- Stated task
Within the listing below, locate all lines containing the word "total". Copy each one.

- Recorded data
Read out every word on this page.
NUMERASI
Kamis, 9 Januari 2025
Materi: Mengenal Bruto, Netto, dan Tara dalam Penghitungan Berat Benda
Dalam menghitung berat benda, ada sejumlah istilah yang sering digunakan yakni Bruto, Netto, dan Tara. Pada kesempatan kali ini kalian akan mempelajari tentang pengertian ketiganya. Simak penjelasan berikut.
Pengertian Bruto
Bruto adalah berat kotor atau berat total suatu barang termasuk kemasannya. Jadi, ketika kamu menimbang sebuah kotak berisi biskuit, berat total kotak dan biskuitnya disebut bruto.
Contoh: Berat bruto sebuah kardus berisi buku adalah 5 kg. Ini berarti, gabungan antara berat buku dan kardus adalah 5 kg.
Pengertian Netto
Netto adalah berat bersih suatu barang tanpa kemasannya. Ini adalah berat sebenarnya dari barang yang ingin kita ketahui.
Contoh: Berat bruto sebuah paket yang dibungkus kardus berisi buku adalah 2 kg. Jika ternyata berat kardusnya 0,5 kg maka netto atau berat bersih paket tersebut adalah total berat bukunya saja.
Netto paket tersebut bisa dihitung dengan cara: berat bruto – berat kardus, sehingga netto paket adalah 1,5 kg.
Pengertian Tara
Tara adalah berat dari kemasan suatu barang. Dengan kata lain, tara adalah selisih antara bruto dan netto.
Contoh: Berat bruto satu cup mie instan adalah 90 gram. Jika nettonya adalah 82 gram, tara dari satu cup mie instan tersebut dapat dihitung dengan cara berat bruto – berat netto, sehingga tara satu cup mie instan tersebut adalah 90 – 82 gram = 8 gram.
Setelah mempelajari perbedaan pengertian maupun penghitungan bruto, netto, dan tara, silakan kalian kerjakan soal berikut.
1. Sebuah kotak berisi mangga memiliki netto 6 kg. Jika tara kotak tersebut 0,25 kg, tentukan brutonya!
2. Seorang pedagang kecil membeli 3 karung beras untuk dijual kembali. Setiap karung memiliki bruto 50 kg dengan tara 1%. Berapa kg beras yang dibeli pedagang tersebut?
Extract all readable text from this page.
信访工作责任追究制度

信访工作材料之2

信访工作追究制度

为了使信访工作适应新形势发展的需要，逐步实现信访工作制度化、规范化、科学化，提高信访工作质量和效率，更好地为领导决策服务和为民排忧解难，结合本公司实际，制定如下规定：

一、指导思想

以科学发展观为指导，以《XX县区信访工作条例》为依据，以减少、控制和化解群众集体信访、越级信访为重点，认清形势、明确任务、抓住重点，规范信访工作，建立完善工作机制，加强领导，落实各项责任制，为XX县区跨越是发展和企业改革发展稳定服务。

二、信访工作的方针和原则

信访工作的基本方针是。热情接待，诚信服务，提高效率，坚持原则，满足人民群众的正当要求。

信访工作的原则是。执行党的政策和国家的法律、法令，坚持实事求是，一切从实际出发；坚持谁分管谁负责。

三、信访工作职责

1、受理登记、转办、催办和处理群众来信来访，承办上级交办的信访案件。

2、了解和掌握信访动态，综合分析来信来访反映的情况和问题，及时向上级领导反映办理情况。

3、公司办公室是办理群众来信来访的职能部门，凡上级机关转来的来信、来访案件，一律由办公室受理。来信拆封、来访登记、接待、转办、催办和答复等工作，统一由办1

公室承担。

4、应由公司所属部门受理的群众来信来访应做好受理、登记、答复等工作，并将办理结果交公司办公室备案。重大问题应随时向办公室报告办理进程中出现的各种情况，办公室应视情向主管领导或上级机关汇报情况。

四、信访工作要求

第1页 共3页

- Solution to this task
Bruto adalah berat kotor atau berat total suatu barang termasuk kemasannya. Jadi, ketika kamu menimbang sebuah kotak berisi biskuit, berat total kotak dan biskuitnya disebut bruto.
Contoh: Berat bruto sebuah paket yang dibungkus kardus berisi buku adalah 2 kg. Jika ternyata berat kardusnya 0,5 kg maka netto atau berat bersih paket tersebut adalah total berat bukunya saja.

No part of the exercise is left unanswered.